::: Dataset records

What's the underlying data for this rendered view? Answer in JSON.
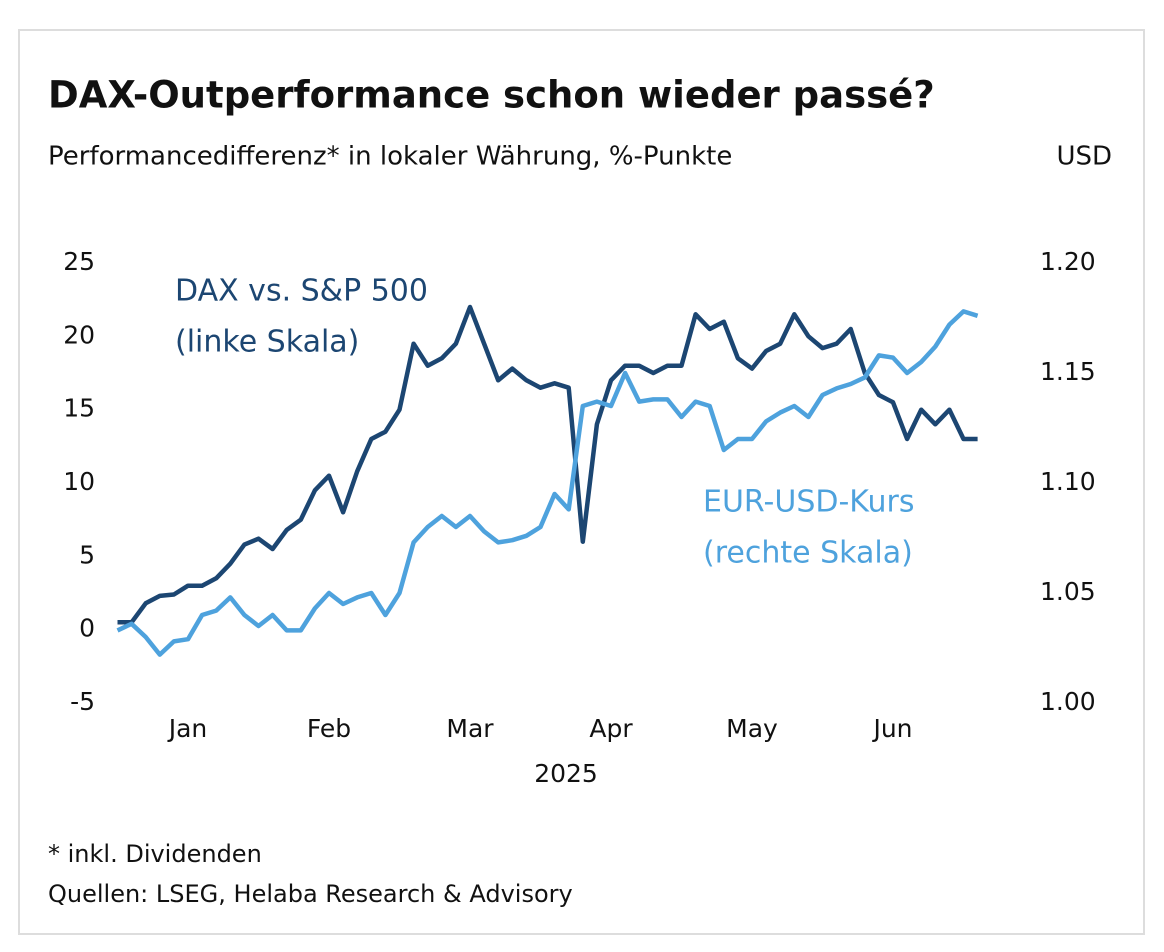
{
  "chart_data": {
    "type": "line",
    "title": "DAX-Outperformance schon wieder passé?",
    "subtitle": "Performancedifferenz* in lokaler Währung, %-Punkte",
    "y2label": "USD",
    "xlabel": "2025",
    "categories": [
      null,
      null,
      null,
      null,
      null,
      "Jan",
      null,
      null,
      null,
      null,
      null,
      null,
      null,
      null,
      null,
      "Feb",
      null,
      null,
      null,
      null,
      null,
      null,
      null,
      null,
      null,
      "Mar",
      null,
      null,
      null,
      null,
      null,
      null,
      null,
      null,
      null,
      "Apr",
      null,
      null,
      null,
      null,
      null,
      null,
      null,
      null,
      null,
      "May",
      null,
      null,
      null,
      null,
      null,
      null,
      null,
      null,
      null,
      "Jun",
      null,
      null,
      null,
      null,
      null,
      null
    ],
    "series": [
      {
        "name": "DAX vs. S&P 500",
        "scale_note": "(linke Skala)",
        "color": "#1c4672",
        "values": [
          0.5,
          0.5,
          1.8,
          2.3,
          2.4,
          3.0,
          3.0,
          3.5,
          4.5,
          5.8,
          6.2,
          5.5,
          6.8,
          7.5,
          9.5,
          10.5,
          8.0,
          10.8,
          13.0,
          13.5,
          15.0,
          19.5,
          18.0,
          18.5,
          19.5,
          22.0,
          19.5,
          17.0,
          17.8,
          17.0,
          16.5,
          16.8,
          16.5,
          6.0,
          14.0,
          17.0,
          18.0,
          18.0,
          17.5,
          18.0,
          18.0,
          21.5,
          20.5,
          21.0,
          18.5,
          17.8,
          19.0,
          19.5,
          21.5,
          20.0,
          19.2,
          19.5,
          20.5,
          17.5,
          16.0,
          15.5,
          13.0,
          15.0,
          14.0,
          15.0,
          13.0,
          13.0
        ]
      },
      {
        "name": "EUR-USD-Kurs",
        "scale_note": "(rechte Skala)",
        "color": "#4ea2dd",
        "axis": "y2",
        "values": [
          1.033,
          1.036,
          1.03,
          1.022,
          1.028,
          1.029,
          1.04,
          1.042,
          1.048,
          1.04,
          1.035,
          1.04,
          1.033,
          1.033,
          1.043,
          1.05,
          1.045,
          1.048,
          1.05,
          1.04,
          1.05,
          1.073,
          1.08,
          1.085,
          1.08,
          1.085,
          1.078,
          1.073,
          1.074,
          1.076,
          1.08,
          1.095,
          1.088,
          1.135,
          1.137,
          1.135,
          1.15,
          1.137,
          1.138,
          1.138,
          1.13,
          1.137,
          1.135,
          1.115,
          1.12,
          1.12,
          1.128,
          1.132,
          1.135,
          1.13,
          1.14,
          1.143,
          1.145,
          1.148,
          1.158,
          1.157,
          1.15,
          1.155,
          1.162,
          1.172,
          1.178,
          1.176
        ]
      }
    ],
    "ylim": [
      -5,
      25
    ],
    "yticks": [
      -5,
      0,
      5,
      10,
      15,
      20,
      25
    ],
    "y2lim": [
      1.0,
      1.2
    ],
    "y2ticks": [
      {
        "value": 1.0,
        "label": "1.00"
      },
      {
        "value": 1.05,
        "label": "1.05"
      },
      {
        "value": 1.1,
        "label": "1.10"
      },
      {
        "value": 1.15,
        "label": "1.15"
      },
      {
        "value": 1.2,
        "label": "1.20"
      }
    ],
    "grid": false,
    "footnotes": [
      "* inkl. Dividenden",
      "Quellen: LSEG, Helaba Research & Advisory"
    ]
  }
}
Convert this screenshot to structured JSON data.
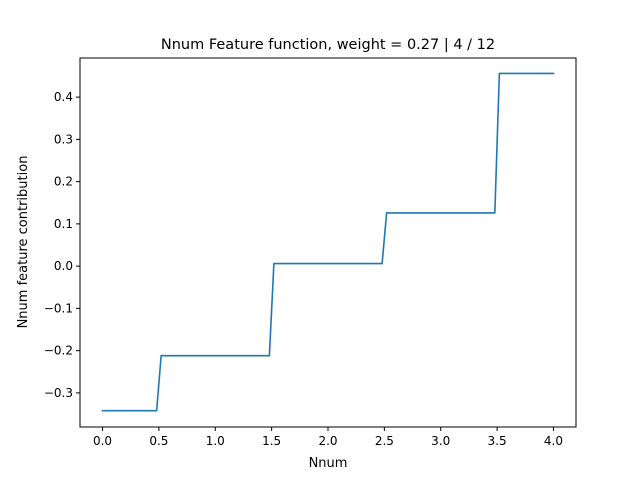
{
  "chart_data": {
    "type": "line",
    "title": "Nnum Feature function, weight = 0.27 | 4 / 12",
    "xlabel": "Nnum",
    "ylabel": "Nnum feature contribution",
    "xlim": [
      -0.2,
      4.2
    ],
    "ylim": [
      -0.3807,
      0.4926
    ],
    "x_ticks": [
      0.0,
      0.5,
      1.0,
      1.5,
      2.0,
      2.5,
      3.0,
      3.5,
      4.0
    ],
    "x_tick_labels": [
      "0.0",
      "0.5",
      "1.0",
      "1.5",
      "2.0",
      "2.5",
      "3.0",
      "3.5",
      "4.0"
    ],
    "y_ticks": [
      -0.3,
      -0.2,
      -0.1,
      0.0,
      0.1,
      0.2,
      0.3,
      0.4
    ],
    "y_tick_labels": [
      "−0.3",
      "−0.2",
      "−0.1",
      "0.0",
      "0.1",
      "0.2",
      "0.3",
      "0.4"
    ],
    "grid": false,
    "legend": "none",
    "series": [
      {
        "color": "#1f77b4",
        "x": [
          0.0,
          0.48,
          0.52,
          1.48,
          1.52,
          2.48,
          2.52,
          3.48,
          3.52,
          4.0
        ],
        "y": [
          -0.342,
          -0.342,
          -0.212,
          -0.212,
          0.006,
          0.006,
          0.126,
          0.126,
          0.456,
          0.456
        ]
      }
    ]
  }
}
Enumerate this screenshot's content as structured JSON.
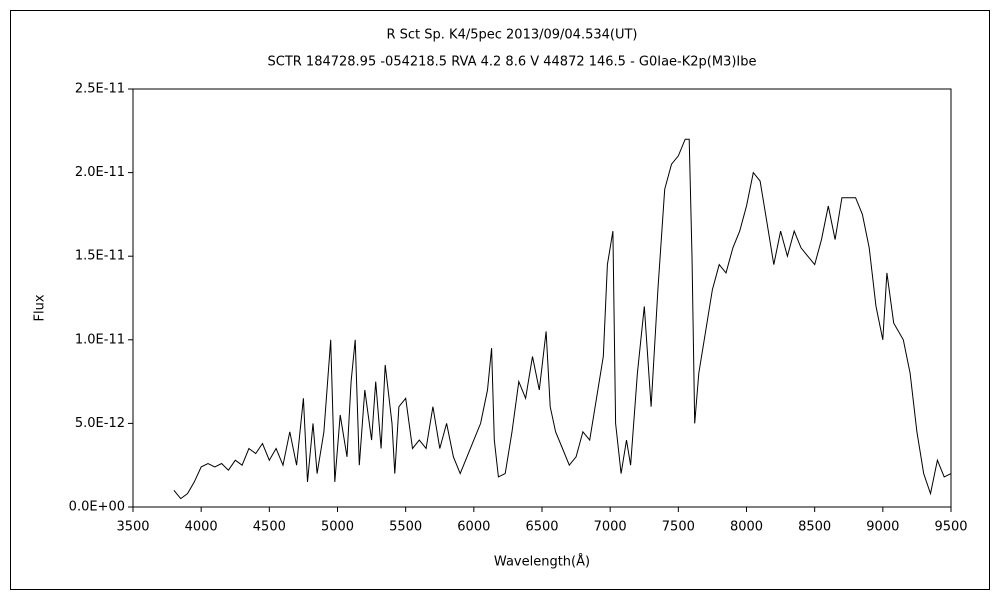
{
  "chart_data": {
    "type": "line",
    "title": "R Sct    Sp. K4/5pec    2013/09/04.534(UT)",
    "subtitle": "SCTR 184728.95 -054218.5 RVA 4.2 8.6 V 44872 146.5 - G0Iae-K2p(M3)Ibe",
    "x_label": "Wavelength(Å)",
    "y_label": "Flux",
    "color": "#000000",
    "x": [
      3800,
      3850,
      3900,
      3950,
      4000,
      4050,
      4100,
      4150,
      4200,
      4250,
      4300,
      4350,
      4400,
      4450,
      4500,
      4550,
      4600,
      4650,
      4700,
      4750,
      4780,
      4820,
      4850,
      4900,
      4950,
      4980,
      5020,
      5070,
      5100,
      5130,
      5160,
      5200,
      5250,
      5280,
      5320,
      5350,
      5400,
      5420,
      5450,
      5500,
      5550,
      5600,
      5650,
      5700,
      5750,
      5800,
      5850,
      5900,
      5950,
      6000,
      6050,
      6100,
      6130,
      6150,
      6180,
      6230,
      6280,
      6330,
      6380,
      6430,
      6480,
      6530,
      6560,
      6600,
      6650,
      6700,
      6750,
      6800,
      6850,
      6900,
      6950,
      6980,
      7020,
      7040,
      7080,
      7120,
      7150,
      7200,
      7250,
      7300,
      7350,
      7400,
      7450,
      7500,
      7550,
      7580,
      7600,
      7620,
      7650,
      7700,
      7750,
      7800,
      7850,
      7900,
      7950,
      8000,
      8050,
      8100,
      8150,
      8200,
      8250,
      8300,
      8350,
      8400,
      8450,
      8500,
      8550,
      8600,
      8650,
      8700,
      8750,
      8800,
      8850,
      8900,
      8950,
      9000,
      9030,
      9080,
      9150,
      9200,
      9250,
      9300,
      9350,
      9400,
      9450,
      9500
    ],
    "values": [
      1e-12,
      5e-13,
      8e-13,
      1.5e-12,
      2.4e-12,
      2.6e-12,
      2.4e-12,
      2.6e-12,
      2.2e-12,
      2.8e-12,
      2.5e-12,
      3.5e-12,
      3.2e-12,
      3.8e-12,
      2.8e-12,
      3.5e-12,
      2.5e-12,
      4.5e-12,
      2.5e-12,
      6.5e-12,
      1.5e-12,
      5e-12,
      2e-12,
      4.5e-12,
      1e-11,
      1.5e-12,
      5.5e-12,
      3e-12,
      7.5e-12,
      1e-11,
      2.5e-12,
      7e-12,
      4e-12,
      7.5e-12,
      3.5e-12,
      8.5e-12,
      5e-12,
      2e-12,
      6e-12,
      6.5e-12,
      3.5e-12,
      4e-12,
      3.5e-12,
      6e-12,
      3.5e-12,
      5e-12,
      3e-12,
      2e-12,
      3e-12,
      4e-12,
      5e-12,
      7e-12,
      9.5e-12,
      4e-12,
      1.8e-12,
      2e-12,
      4.5e-12,
      7.5e-12,
      6.5e-12,
      9e-12,
      7e-12,
      1.05e-11,
      6e-12,
      4.5e-12,
      3.5e-12,
      2.5e-12,
      3e-12,
      4.5e-12,
      4e-12,
      6.5e-12,
      9e-12,
      1.45e-11,
      1.65e-11,
      5e-12,
      2e-12,
      4e-12,
      2.5e-12,
      8e-12,
      1.2e-11,
      6e-12,
      1.3e-11,
      1.9e-11,
      2.05e-11,
      2.1e-11,
      2.2e-11,
      2.2e-11,
      1.5e-11,
      5e-12,
      8e-12,
      1.05e-11,
      1.3e-11,
      1.45e-11,
      1.4e-11,
      1.55e-11,
      1.65e-11,
      1.8e-11,
      2e-11,
      1.95e-11,
      1.7e-11,
      1.45e-11,
      1.65e-11,
      1.5e-11,
      1.65e-11,
      1.55e-11,
      1.5e-11,
      1.45e-11,
      1.6e-11,
      1.8e-11,
      1.6e-11,
      1.85e-11,
      1.85e-11,
      1.85e-11,
      1.75e-11,
      1.55e-11,
      1.2e-11,
      1e-11,
      1.4e-11,
      1.1e-11,
      1e-11,
      8e-12,
      4.5e-12,
      2e-12,
      8e-13,
      2.8e-12,
      1.8e-12,
      2e-12
    ],
    "xlim": [
      3500,
      9500
    ],
    "xticks": [
      3500,
      4000,
      4500,
      5000,
      5500,
      6000,
      6500,
      7000,
      7500,
      8000,
      8500,
      9000,
      9500
    ],
    "ylim": [
      0,
      2.5e-11
    ],
    "yticks": [
      {
        "value": 0,
        "label": "0.0E+00"
      },
      {
        "value": 5e-12,
        "label": "5.0E-12"
      },
      {
        "value": 1e-11,
        "label": "1.0E-11"
      },
      {
        "value": 1.5e-11,
        "label": "1.5E-11"
      },
      {
        "value": 2e-11,
        "label": "2.0E-11"
      },
      {
        "value": 2.5e-11,
        "label": "2.5E-11"
      }
    ],
    "grid": false
  }
}
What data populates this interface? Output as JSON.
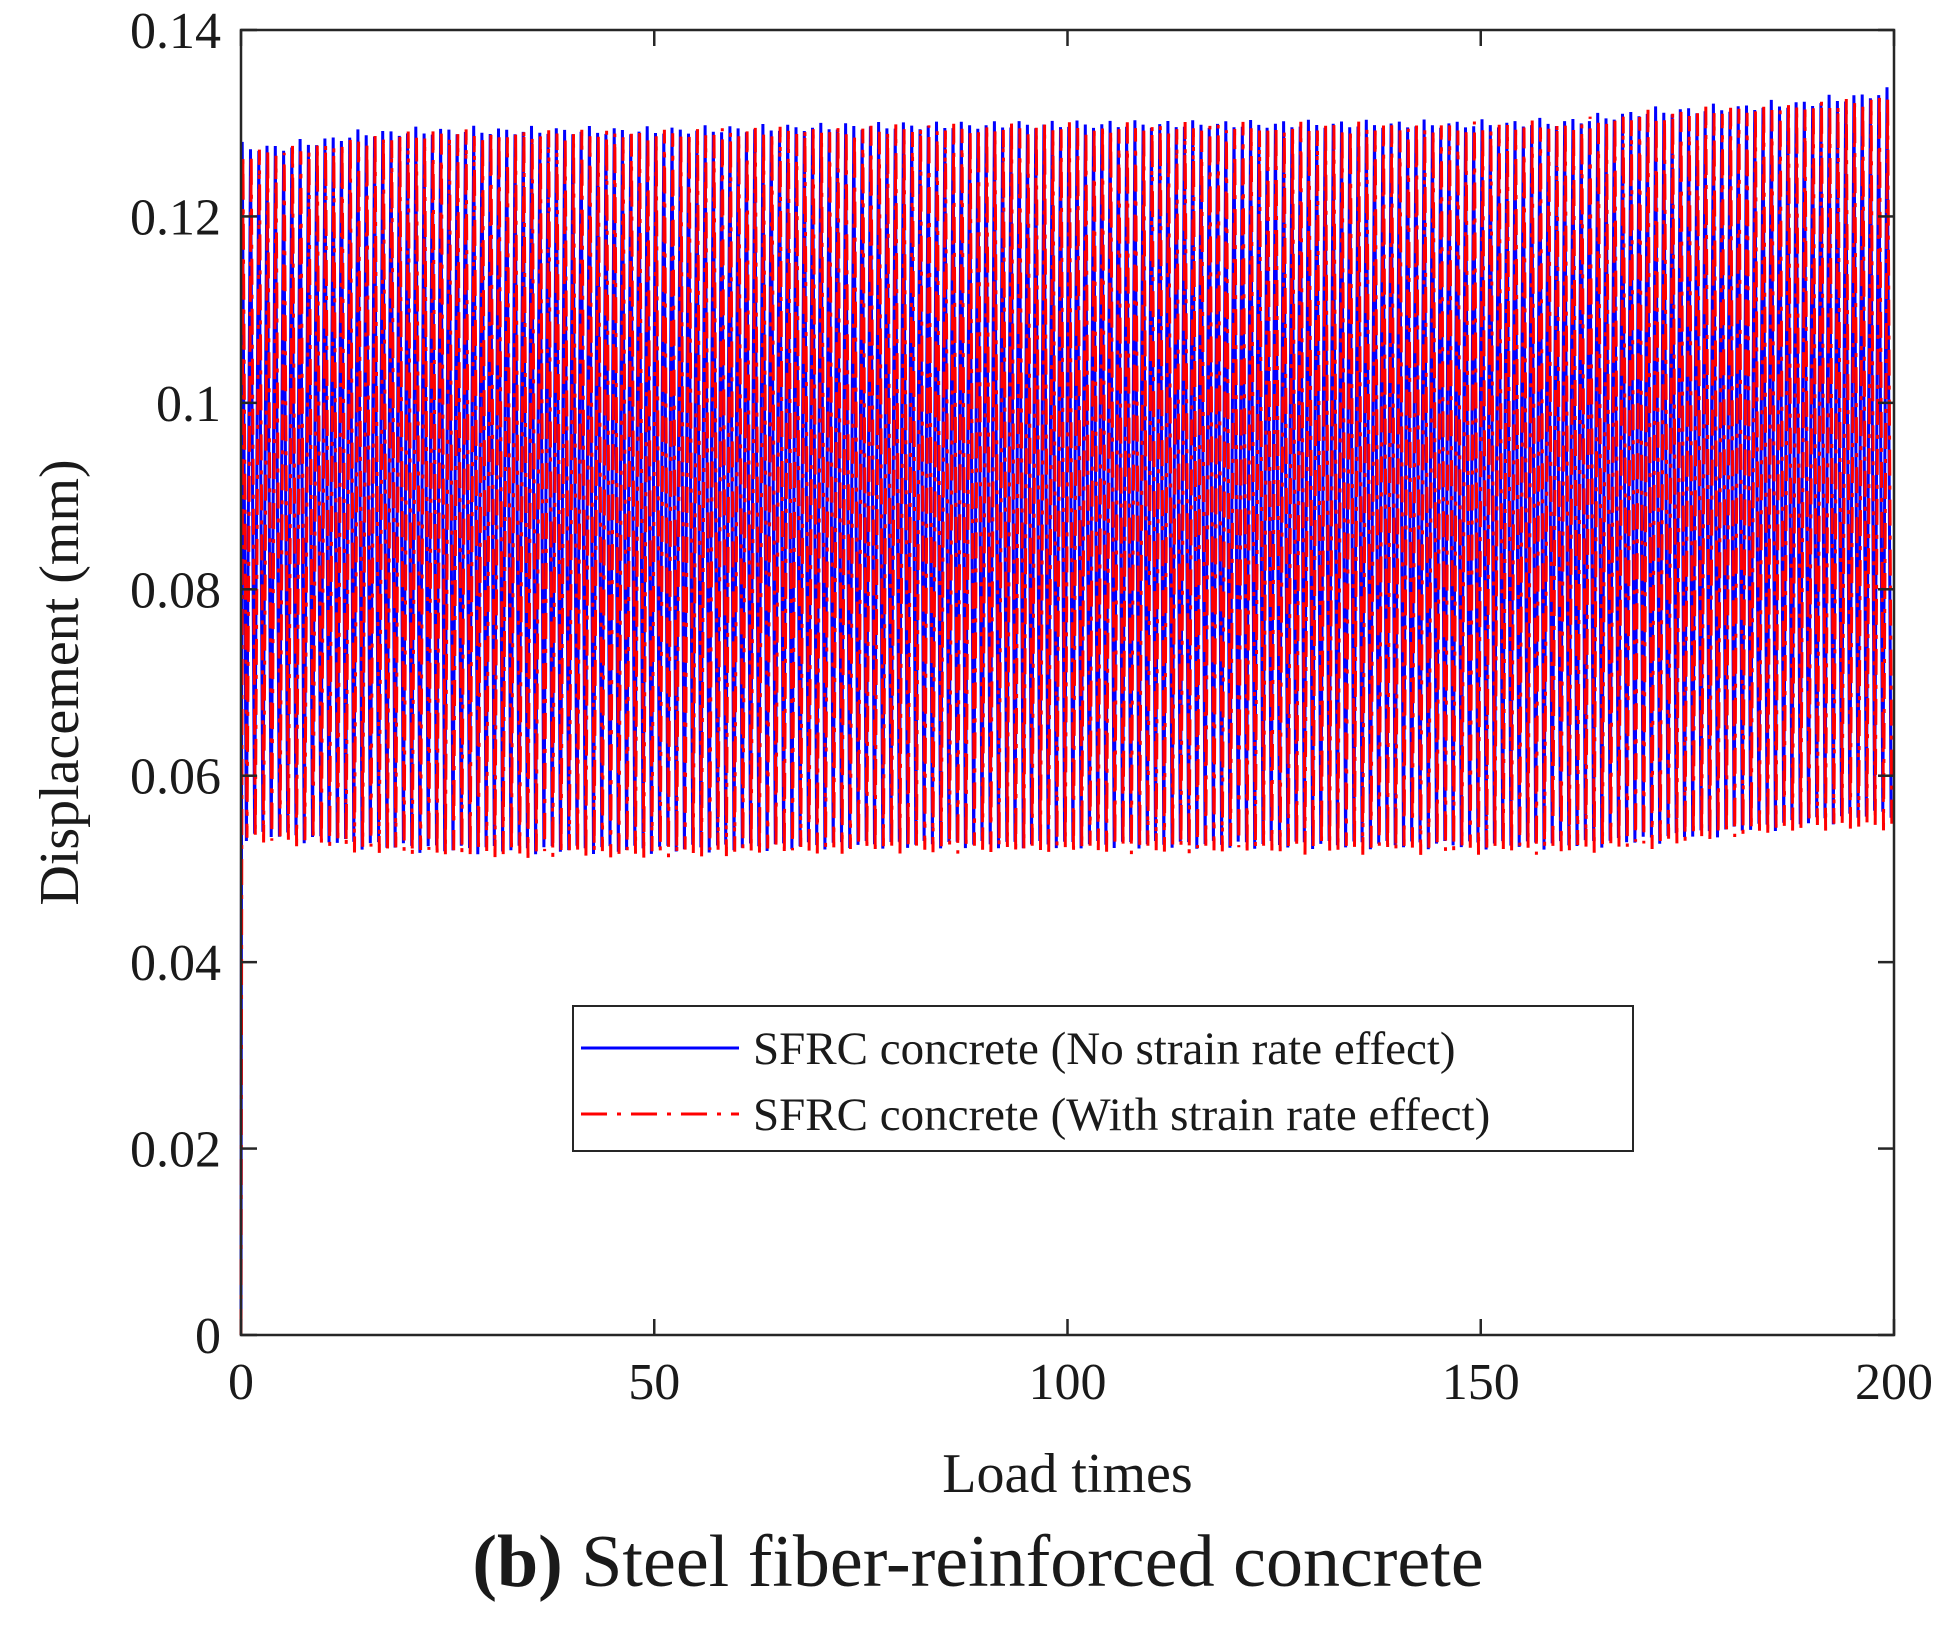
{
  "chart_data": {
    "type": "line",
    "xlabel": "Load times",
    "ylabel": "Displacement (mm)",
    "xlim": [
      0,
      200
    ],
    "ylim": [
      0,
      0.14
    ],
    "x_ticks": [
      "0",
      "50",
      "100",
      "150",
      "200"
    ],
    "y_ticks": [
      "0",
      "0.02",
      "0.04",
      "0.06",
      "0.08",
      "0.1",
      "0.12",
      "0.14"
    ],
    "grid": false,
    "legend_position": "lower-center",
    "cycles": 200,
    "series": [
      {
        "name": "SFRC concrete (No strain rate effect)",
        "color": "#0000ff",
        "style": "solid",
        "upper_envelope": {
          "x": [
            0,
            5,
            15,
            25,
            50,
            75,
            100,
            125,
            150,
            160,
            170,
            180,
            190,
            200
          ],
          "y": [
            0.128,
            0.128,
            0.1295,
            0.1298,
            0.1298,
            0.1303,
            0.1305,
            0.1305,
            0.1305,
            0.1307,
            0.1318,
            0.1322,
            0.1328,
            0.134
          ]
        },
        "lower_envelope": {
          "x": [
            0,
            5,
            15,
            25,
            50,
            75,
            100,
            125,
            150,
            160,
            170,
            180,
            190,
            200
          ],
          "y": [
            0.053,
            0.053,
            0.052,
            0.0515,
            0.0515,
            0.052,
            0.052,
            0.052,
            0.052,
            0.052,
            0.0525,
            0.0535,
            0.0545,
            0.0555
          ]
        }
      },
      {
        "name": "SFRC concrete (With strain rate effect)",
        "color": "#ff0000",
        "style": "dash-dot",
        "upper_envelope": {
          "x": [
            0,
            5,
            15,
            25,
            50,
            75,
            100,
            125,
            150,
            160,
            170,
            180,
            190,
            200
          ],
          "y": [
            0.1275,
            0.1275,
            0.129,
            0.1295,
            0.1295,
            0.13,
            0.1302,
            0.1302,
            0.1302,
            0.1304,
            0.1315,
            0.132,
            0.1325,
            0.1335
          ]
        },
        "lower_envelope": {
          "x": [
            0,
            5,
            15,
            25,
            50,
            75,
            100,
            125,
            150,
            160,
            170,
            180,
            190,
            200
          ],
          "y": [
            0.0525,
            0.0525,
            0.0515,
            0.051,
            0.051,
            0.0515,
            0.0515,
            0.0515,
            0.0515,
            0.0515,
            0.052,
            0.053,
            0.054,
            0.054
          ]
        }
      }
    ]
  },
  "caption": {
    "label": "(b)",
    "text": "Steel fiber-reinforced concrete"
  }
}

::::::

Aim of the exercise: Locate the word "What" in the data above. Copy every line carrying it.

The solution:
What's the underlying data for this rendered view? Answer in JSON.
What data populates this interface? Output as JSON.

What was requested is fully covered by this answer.